# RECORDS FOR THE TASK

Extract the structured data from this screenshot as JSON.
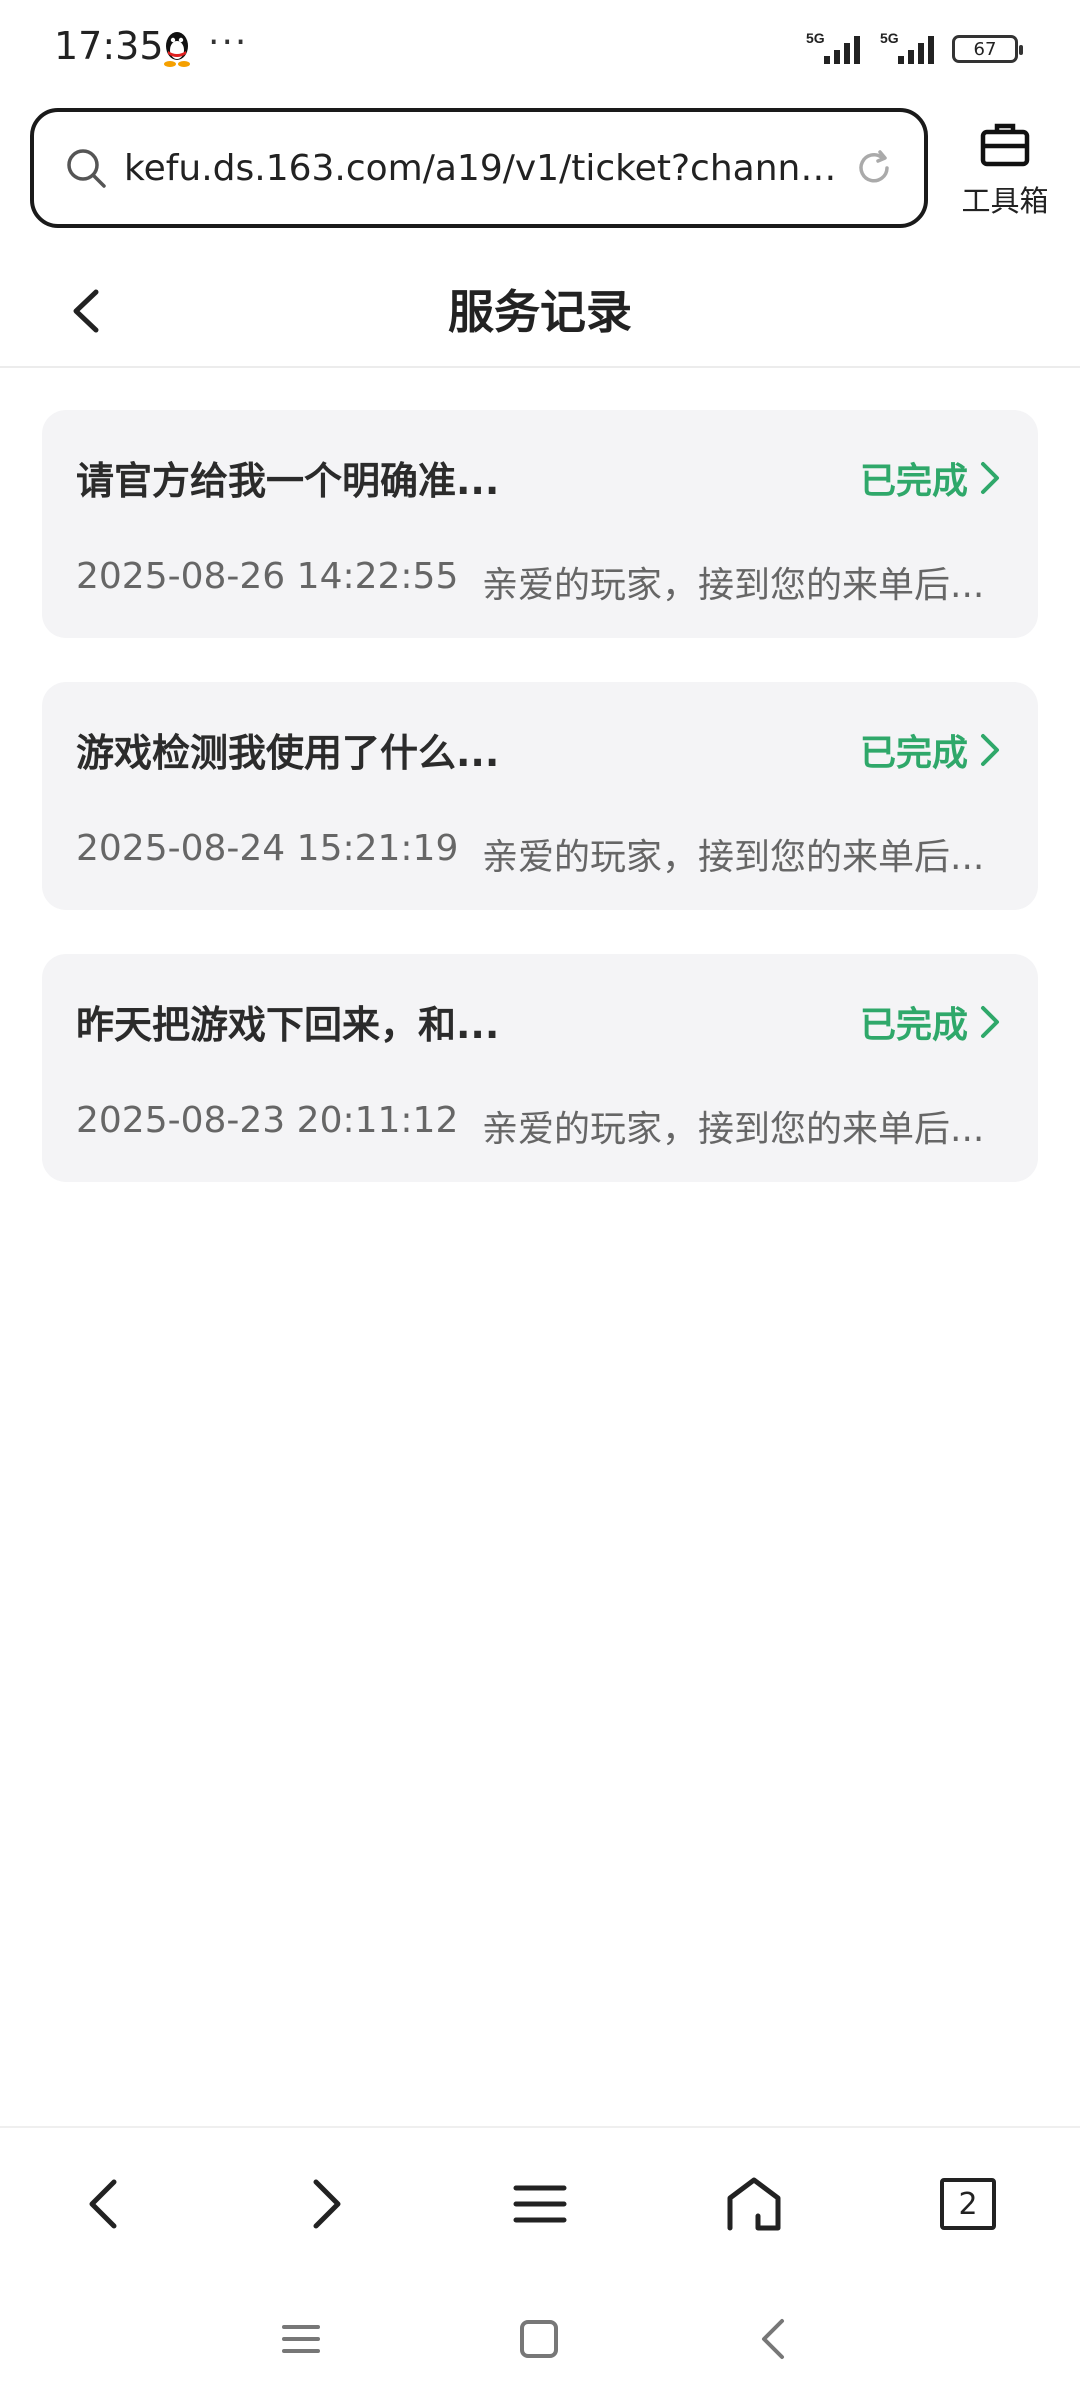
{
  "status_bar": {
    "time": "17:35",
    "more": "···",
    "signal_1_label": "5G",
    "signal_2_label": "5G",
    "battery": "67"
  },
  "url_bar": {
    "url": "kefu.ds.163.com/a19/v1/ticket?channel…",
    "toolbox_label": "工具箱"
  },
  "header": {
    "title": "服务记录"
  },
  "records": [
    {
      "title": "请官方给我一个明确准...",
      "status": "已完成",
      "date": "2025-08-26 14:22:55",
      "summary": "亲爱的玩家，接到您的来单后..."
    },
    {
      "title": "游戏检测我使用了什么...",
      "status": "已完成",
      "date": "2025-08-24 15:21:19",
      "summary": "亲爱的玩家，接到您的来单后..."
    },
    {
      "title": "昨天把游戏下回来，和...",
      "status": "已完成",
      "date": "2025-08-23 20:11:12",
      "summary": "亲爱的玩家，接到您的来单后..."
    }
  ],
  "browser_toolbar": {
    "tab_count": "2"
  },
  "colors": {
    "status_green": "#2fa86a",
    "card_bg": "#f4f4f6"
  }
}
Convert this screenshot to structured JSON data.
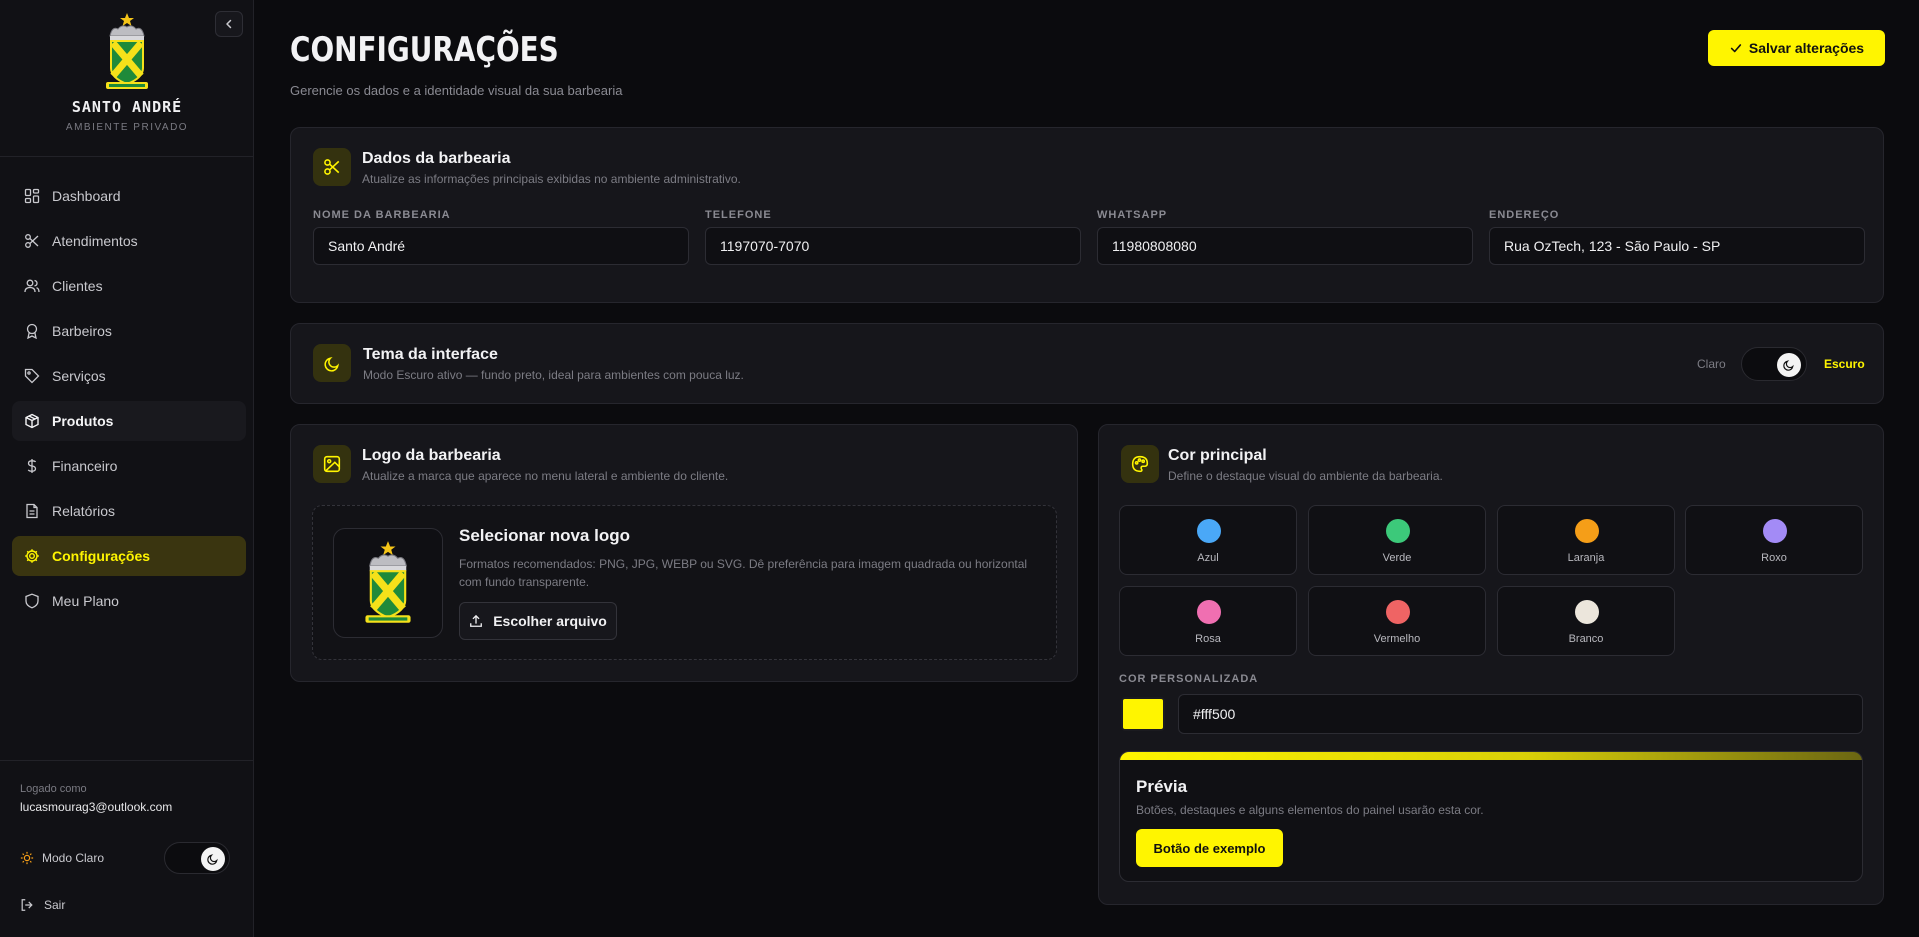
{
  "sidebar": {
    "brand_name": "SANTO ANDRÉ",
    "brand_subtitle": "AMBIENTE PRIVADO",
    "items": [
      {
        "label": "Dashboard",
        "icon": "dashboard-icon"
      },
      {
        "label": "Atendimentos",
        "icon": "scissors-icon"
      },
      {
        "label": "Clientes",
        "icon": "users-icon"
      },
      {
        "label": "Barbeiros",
        "icon": "award-icon"
      },
      {
        "label": "Serviços",
        "icon": "tag-icon"
      },
      {
        "label": "Produtos",
        "icon": "package-icon"
      },
      {
        "label": "Financeiro",
        "icon": "dollar-icon"
      },
      {
        "label": "Relatórios",
        "icon": "file-icon"
      },
      {
        "label": "Configurações",
        "icon": "gear-icon"
      },
      {
        "label": "Meu Plano",
        "icon": "shield-icon"
      }
    ],
    "active_item": "Configurações",
    "logged_label": "Logado como",
    "logged_email": "lucasmourag3@outlook.com",
    "mode_label": "Modo Claro",
    "logout_label": "Sair"
  },
  "header": {
    "title": "CONFIGURAÇÕES",
    "subtitle": "Gerencie os dados e a identidade visual da sua barbearia",
    "save_label": "Salvar alterações"
  },
  "dados": {
    "title": "Dados da barbearia",
    "description": "Atualize as informações principais exibidas no ambiente administrativo.",
    "fields": [
      {
        "label": "NOME DA BARBEARIA",
        "value": "Santo André"
      },
      {
        "label": "TELEFONE",
        "value": "1197070-7070"
      },
      {
        "label": "WHATSAPP",
        "value": "11980808080"
      },
      {
        "label": "ENDEREÇO",
        "value": "Rua OzTech, 123 - São Paulo - SP"
      }
    ]
  },
  "tema": {
    "title": "Tema da interface",
    "description": "Modo Escuro ativo — fundo preto, ideal para ambientes com pouca luz.",
    "light_label": "Claro",
    "dark_label": "Escuro",
    "selected": "Escuro"
  },
  "logo": {
    "title": "Logo da barbearia",
    "description": "Atualize a marca que aparece no menu lateral e ambiente do cliente.",
    "select_title": "Selecionar nova logo",
    "formats_text": "Formatos recomendados: PNG, JPG, WEBP ou SVG. Dê preferência para imagem quadrada ou horizontal com fundo transparente.",
    "choose_label": "Escolher arquivo"
  },
  "cor": {
    "title": "Cor principal",
    "description": "Define o destaque visual do ambiente da barbearia.",
    "swatches": [
      {
        "name": "Azul",
        "color": "#4aa8f7"
      },
      {
        "name": "Verde",
        "color": "#3cc97a"
      },
      {
        "name": "Laranja",
        "color": "#f59e18"
      },
      {
        "name": "Roxo",
        "color": "#a38bf6"
      },
      {
        "name": "Rosa",
        "color": "#f06fb1"
      },
      {
        "name": "Vermelho",
        "color": "#ef6464"
      },
      {
        "name": "Branco",
        "color": "#ece6dc"
      }
    ],
    "custom_label": "COR PERSONALIZADA",
    "custom_value": "#fff500",
    "preview_title": "Prévia",
    "preview_text": "Botões, destaques e alguns elementos do painel usarão esta cor.",
    "sample_button": "Botão de exemplo"
  },
  "colors": {
    "accent": "#fff500",
    "background": "#0b0b0e",
    "card": "#16161b"
  }
}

# TASK GOAL
Across the material above, count every line holding "fundo" and write down only the number.

# OUTPUT OF THE TASK
2